* BEGIN SOURCE DATA *
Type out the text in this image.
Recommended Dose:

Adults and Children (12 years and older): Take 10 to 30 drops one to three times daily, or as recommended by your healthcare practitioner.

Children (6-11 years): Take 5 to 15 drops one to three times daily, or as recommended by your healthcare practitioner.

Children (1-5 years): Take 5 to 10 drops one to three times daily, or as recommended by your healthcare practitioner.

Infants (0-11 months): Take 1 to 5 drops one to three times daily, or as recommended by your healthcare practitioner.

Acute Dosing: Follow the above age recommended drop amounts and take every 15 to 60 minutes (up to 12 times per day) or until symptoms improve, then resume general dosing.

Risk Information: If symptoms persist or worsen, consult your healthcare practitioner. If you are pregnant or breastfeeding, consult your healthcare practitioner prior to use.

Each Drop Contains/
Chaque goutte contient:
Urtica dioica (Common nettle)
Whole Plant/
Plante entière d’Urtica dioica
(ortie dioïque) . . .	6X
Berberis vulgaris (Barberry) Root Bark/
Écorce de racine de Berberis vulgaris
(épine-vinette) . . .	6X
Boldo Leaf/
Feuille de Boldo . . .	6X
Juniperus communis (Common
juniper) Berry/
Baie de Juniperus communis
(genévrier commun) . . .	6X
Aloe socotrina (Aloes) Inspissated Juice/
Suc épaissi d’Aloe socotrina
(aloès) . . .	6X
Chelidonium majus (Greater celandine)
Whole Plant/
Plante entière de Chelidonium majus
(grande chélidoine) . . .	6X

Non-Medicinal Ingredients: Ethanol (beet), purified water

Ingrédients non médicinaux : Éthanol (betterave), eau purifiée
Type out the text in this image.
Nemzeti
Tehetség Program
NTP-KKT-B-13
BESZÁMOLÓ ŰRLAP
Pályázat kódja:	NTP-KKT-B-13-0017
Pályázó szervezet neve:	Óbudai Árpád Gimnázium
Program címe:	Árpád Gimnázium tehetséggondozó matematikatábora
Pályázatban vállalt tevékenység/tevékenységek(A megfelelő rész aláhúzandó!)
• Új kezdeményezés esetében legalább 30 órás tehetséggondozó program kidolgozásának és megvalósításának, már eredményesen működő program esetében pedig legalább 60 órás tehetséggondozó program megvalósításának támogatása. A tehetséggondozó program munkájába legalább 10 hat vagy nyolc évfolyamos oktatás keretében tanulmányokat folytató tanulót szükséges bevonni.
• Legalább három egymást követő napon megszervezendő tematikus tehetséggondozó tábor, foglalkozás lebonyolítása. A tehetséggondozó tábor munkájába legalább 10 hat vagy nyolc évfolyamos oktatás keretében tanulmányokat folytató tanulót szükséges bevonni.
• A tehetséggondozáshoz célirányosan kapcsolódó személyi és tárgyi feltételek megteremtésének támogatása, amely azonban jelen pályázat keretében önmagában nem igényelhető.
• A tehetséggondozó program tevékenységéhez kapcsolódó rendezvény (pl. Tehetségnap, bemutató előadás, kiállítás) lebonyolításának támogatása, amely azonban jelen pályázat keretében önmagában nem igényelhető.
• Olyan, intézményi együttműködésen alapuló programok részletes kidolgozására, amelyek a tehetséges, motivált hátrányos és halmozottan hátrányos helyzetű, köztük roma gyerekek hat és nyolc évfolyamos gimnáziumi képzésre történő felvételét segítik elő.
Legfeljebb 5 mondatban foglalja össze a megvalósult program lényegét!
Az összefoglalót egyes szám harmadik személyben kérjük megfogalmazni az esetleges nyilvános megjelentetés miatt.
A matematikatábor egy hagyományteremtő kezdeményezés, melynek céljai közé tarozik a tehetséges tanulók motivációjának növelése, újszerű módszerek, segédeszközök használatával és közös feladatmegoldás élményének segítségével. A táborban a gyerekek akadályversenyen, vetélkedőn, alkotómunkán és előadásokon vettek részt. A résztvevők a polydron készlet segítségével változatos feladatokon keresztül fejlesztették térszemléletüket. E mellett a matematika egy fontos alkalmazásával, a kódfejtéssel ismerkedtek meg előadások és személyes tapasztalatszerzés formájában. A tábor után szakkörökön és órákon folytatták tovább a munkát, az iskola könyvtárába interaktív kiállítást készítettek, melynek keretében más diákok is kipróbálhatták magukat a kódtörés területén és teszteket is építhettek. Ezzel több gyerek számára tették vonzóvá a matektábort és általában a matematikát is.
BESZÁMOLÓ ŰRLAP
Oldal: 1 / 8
* END SOURCE DATA *
Exactly as they are written, print the entries again.

Type out the text in this image.
Recommended Dose:

Adults and Children (12 years and older): Take 10 to 30 drops one to three times daily, or as recommended by your healthcare practitioner.

Children (6-11 years): Take 5 to 15 drops one to three times daily, or as recommended by your healthcare practitioner.

Children (1-5 years): Take 5 to 10 drops one to three times daily, or as recommended by your healthcare practitioner.

Infants (0-11 months): Take 1 to 5 drops one to three times daily, or as recommended by your healthcare practitioner.

Acute Dosing: Follow the above age recommended drop amounts and take every 15 to 60 minutes (up to 12 times per day) or until symptoms improve, then resume general dosing.

Risk Information: If symptoms persist or worsen, consult your healthcare practitioner. If you are pregnant or breastfeeding, consult your healthcare practitioner prior to use.

Each Drop Contains/
Chaque goutte contient:
Urtica dioica (Common nettle)
Whole Plant/
Plante entière d’Urtica dioica
(ortie dioïque) . . .	6X
Berberis vulgaris (Barberry) Root Bark/
Écorce de racine de Berberis vulgaris
(épine-vinette) . . .	6X
Boldo Leaf/
Feuille de Boldo . . .	6X
Juniperus communis (Common
juniper) Berry/
Baie de Juniperus communis
(genévrier commun) . . .	6X
Aloe socotrina (Aloes) Inspissated Juice/
Suc épaissi d’Aloe socotrina
(aloès) . . .	6X
Chelidonium majus (Greater celandine)
Whole Plant/
Plante entière de Chelidonium majus
(grande chélidoine) . . .	6X

Non-Medicinal Ingredients: Ethanol (beet), purified water

Ingrédients non médicinaux : Éthanol (betterave), eau purifiée
Type out the text in this image.
Nemzeti
Tehetség Program
NTP-KKT-B-13
BESZÁMOLÓ ŰRLAP
Pályázat kódja:	NTP-KKT-B-13-0017
Pályázó szervezet neve:	Óbudai Árpád Gimnázium
Program címe:	Árpád Gimnázium tehetséggondozó matematikatábora
Pályázatban vállalt tevékenység/tevékenységek(A megfelelő rész aláhúzandó!)
• Új kezdeményezés esetében legalább 30 órás tehetséggondozó program kidolgozásának és megvalósításának, már eredményesen működő program esetében pedig legalább 60 órás tehetséggondozó program megvalósításának támogatása. A tehetséggondozó program munkájába legalább 10 hat vagy nyolc évfolyamos oktatás keretében tanulmányokat folytató tanulót szükséges bevonni.
• Legalább három egymást követő napon megszervezendő tematikus tehetséggondozó tábor, foglalkozás lebonyolítása. A tehetséggondozó tábor munkájába legalább 10 hat vagy nyolc évfolyamos oktatás keretében tanulmányokat folytató tanulót szükséges bevonni.
• A tehetséggondozáshoz célirányosan kapcsolódó személyi és tárgyi feltételek megteremtésének támogatása, amely azonban jelen pályázat keretében önmagában nem igényelhető.
• A tehetséggondozó program tevékenységéhez kapcsolódó rendezvény (pl. Tehetségnap, bemutató előadás, kiállítás) lebonyolításának támogatása, amely azonban jelen pályázat keretében önmagában nem igényelhető.
• Olyan, intézményi együttműködésen alapuló programok részletes kidolgozására, amelyek a tehetséges, motivált hátrányos és halmozottan hátrányos helyzetű, köztük roma gyerekek hat és nyolc évfolyamos gimnáziumi képzésre történő felvételét segítik elő.
Legfeljebb 5 mondatban foglalja össze a megvalósult program lényegét!
Az összefoglalót egyes szám harmadik személyben kérjük megfogalmazni az esetleges nyilvános megjelentetés miatt.
A matematikatábor egy hagyományteremtő kezdeményezés, melynek céljai közé tarozik a tehetséges tanulók motivációjának növelése, újszerű módszerek, segédeszközök használatával és közös feladatmegoldás élményének segítségével. A táborban a gyerekek akadályversenyen, vetélkedőn, alkotómunkán és előadásokon vettek részt. A résztvevők a polydron készlet segítségével változatos feladatokon keresztül fejlesztették térszemléletüket. E mellett a matematika egy fontos alkalmazásával, a kódfejtéssel ismerkedtek meg előadások és személyes tapasztalatszerzés formájában. A tábor után szakkörökön és órákon folytatták tovább a munkát, az iskola könyvtárába interaktív kiállítást készítettek, melynek keretében más diákok is kipróbálhatták magukat a kódtörés területén és teszteket is építhettek. Ezzel több gyerek számára tették vonzóvá a matektábort és általában a matematikát is.
BESZÁMOLÓ ŰRLAP
Oldal: 1 / 8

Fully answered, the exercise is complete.